What you are asked to do> In the material below, find every line with "name" and pull it out.

(Records that describe figures)
----
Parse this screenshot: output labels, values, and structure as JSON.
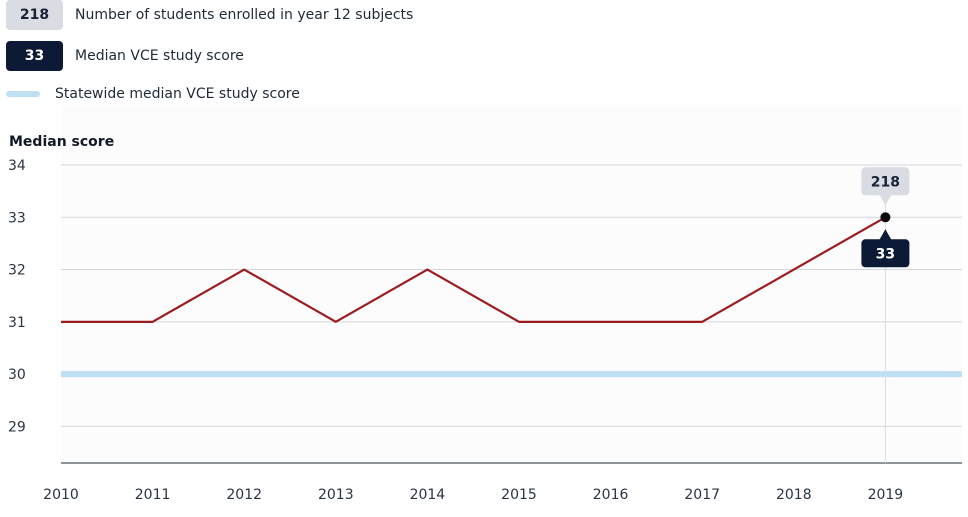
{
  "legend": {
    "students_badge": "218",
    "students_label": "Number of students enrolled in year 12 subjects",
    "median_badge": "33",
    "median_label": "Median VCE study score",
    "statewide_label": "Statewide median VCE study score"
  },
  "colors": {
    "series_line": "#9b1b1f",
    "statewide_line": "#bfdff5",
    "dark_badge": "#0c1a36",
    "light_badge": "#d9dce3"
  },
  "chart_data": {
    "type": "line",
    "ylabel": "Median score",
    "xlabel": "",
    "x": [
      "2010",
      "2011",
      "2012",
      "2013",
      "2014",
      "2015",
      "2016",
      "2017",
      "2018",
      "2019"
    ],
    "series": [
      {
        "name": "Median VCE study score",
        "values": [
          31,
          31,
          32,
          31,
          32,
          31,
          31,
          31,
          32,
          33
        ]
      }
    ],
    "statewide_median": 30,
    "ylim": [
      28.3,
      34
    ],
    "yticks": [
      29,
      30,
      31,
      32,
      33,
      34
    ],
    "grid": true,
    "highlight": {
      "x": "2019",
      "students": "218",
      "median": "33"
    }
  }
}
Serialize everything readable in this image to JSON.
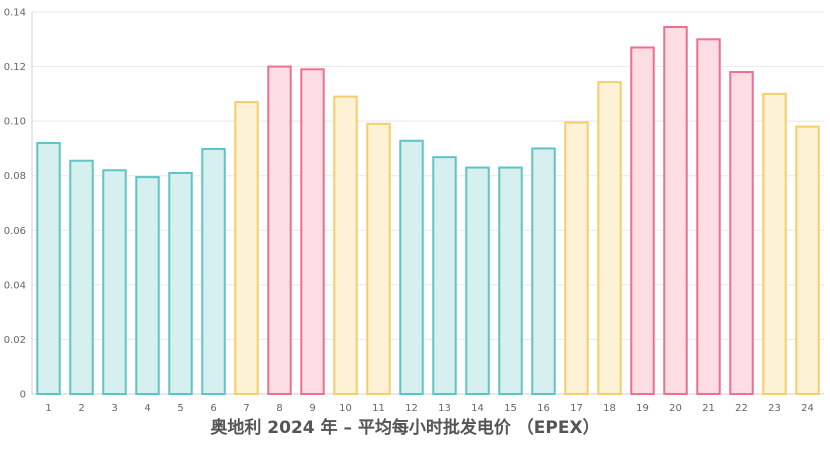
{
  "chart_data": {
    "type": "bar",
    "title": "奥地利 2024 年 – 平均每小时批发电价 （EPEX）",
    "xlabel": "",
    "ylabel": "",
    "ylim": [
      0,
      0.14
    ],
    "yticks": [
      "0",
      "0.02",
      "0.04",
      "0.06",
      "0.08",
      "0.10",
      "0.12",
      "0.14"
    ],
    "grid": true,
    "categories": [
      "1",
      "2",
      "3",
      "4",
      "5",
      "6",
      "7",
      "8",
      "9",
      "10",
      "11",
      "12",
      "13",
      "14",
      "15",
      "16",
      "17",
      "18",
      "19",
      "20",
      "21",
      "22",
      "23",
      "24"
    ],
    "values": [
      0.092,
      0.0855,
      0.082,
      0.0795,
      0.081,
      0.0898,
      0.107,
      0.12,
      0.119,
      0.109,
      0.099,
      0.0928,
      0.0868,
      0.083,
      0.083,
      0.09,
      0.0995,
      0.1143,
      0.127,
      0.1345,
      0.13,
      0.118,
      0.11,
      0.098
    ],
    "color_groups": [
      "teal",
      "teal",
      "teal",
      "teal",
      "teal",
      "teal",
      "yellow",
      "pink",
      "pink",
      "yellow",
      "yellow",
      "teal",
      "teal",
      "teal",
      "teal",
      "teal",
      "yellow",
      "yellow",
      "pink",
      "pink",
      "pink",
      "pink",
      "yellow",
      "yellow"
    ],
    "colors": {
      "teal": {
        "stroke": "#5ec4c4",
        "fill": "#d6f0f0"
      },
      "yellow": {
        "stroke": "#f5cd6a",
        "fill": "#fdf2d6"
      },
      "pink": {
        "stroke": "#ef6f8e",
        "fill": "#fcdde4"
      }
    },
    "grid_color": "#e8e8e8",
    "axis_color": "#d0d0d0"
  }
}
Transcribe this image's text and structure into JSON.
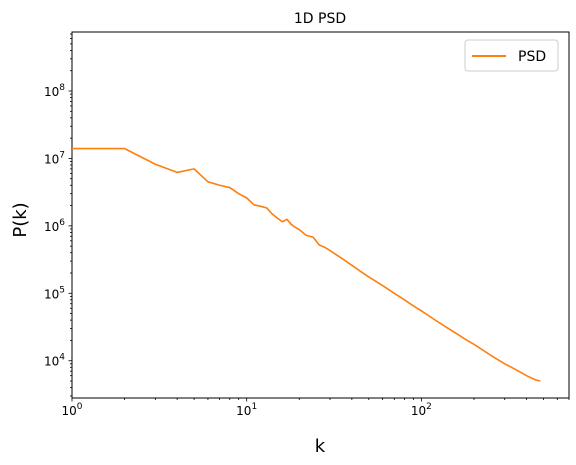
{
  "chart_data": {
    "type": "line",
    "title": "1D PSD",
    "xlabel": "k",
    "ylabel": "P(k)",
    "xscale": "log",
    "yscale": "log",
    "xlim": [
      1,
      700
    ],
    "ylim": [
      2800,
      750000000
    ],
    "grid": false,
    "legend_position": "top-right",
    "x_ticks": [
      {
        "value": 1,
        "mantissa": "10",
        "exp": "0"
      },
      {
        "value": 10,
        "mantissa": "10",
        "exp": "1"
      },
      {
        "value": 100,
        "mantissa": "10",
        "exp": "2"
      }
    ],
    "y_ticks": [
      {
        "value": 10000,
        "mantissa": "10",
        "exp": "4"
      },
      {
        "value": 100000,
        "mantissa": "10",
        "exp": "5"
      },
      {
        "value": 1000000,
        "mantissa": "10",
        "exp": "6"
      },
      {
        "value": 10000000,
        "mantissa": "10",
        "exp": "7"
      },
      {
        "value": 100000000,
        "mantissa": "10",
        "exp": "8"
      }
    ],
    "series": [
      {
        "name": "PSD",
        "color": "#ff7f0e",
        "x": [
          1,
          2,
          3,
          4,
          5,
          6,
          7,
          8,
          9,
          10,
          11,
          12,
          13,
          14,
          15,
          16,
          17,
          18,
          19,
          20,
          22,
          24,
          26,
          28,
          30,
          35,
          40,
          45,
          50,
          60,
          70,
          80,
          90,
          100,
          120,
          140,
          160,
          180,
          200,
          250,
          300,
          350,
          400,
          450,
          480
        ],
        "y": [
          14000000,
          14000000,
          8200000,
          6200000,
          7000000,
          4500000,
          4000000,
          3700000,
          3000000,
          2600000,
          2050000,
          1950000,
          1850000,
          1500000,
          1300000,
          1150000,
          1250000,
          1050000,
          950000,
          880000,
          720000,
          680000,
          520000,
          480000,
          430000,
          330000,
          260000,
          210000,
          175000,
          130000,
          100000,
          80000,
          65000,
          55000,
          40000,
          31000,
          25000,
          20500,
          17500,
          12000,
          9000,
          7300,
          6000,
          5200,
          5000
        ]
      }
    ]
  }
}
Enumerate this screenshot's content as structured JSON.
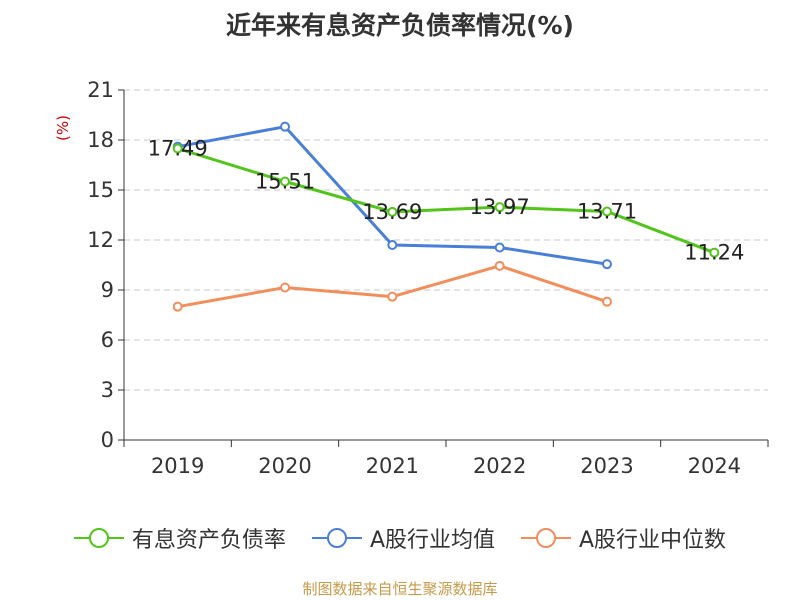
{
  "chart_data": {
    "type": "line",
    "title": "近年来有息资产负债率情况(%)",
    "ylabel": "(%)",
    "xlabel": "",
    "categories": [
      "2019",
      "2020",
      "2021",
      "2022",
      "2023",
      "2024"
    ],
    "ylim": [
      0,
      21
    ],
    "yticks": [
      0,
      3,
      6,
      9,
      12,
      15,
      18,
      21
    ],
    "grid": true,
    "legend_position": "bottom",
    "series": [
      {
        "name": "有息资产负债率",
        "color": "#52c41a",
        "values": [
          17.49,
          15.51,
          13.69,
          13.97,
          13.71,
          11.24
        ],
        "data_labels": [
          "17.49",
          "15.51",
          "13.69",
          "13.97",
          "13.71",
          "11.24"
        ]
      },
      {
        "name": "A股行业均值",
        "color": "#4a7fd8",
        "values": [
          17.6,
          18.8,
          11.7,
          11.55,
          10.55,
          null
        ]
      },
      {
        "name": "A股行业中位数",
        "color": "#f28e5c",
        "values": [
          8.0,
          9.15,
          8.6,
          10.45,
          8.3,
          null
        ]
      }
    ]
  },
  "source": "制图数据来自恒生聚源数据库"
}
----
Answer to the task>
        "name": "Median VCE study score",
        "name": "PSD",
        "name": "有息资产负债率",
        "name": "A股行业均值",
        "name": "A股行业中位数",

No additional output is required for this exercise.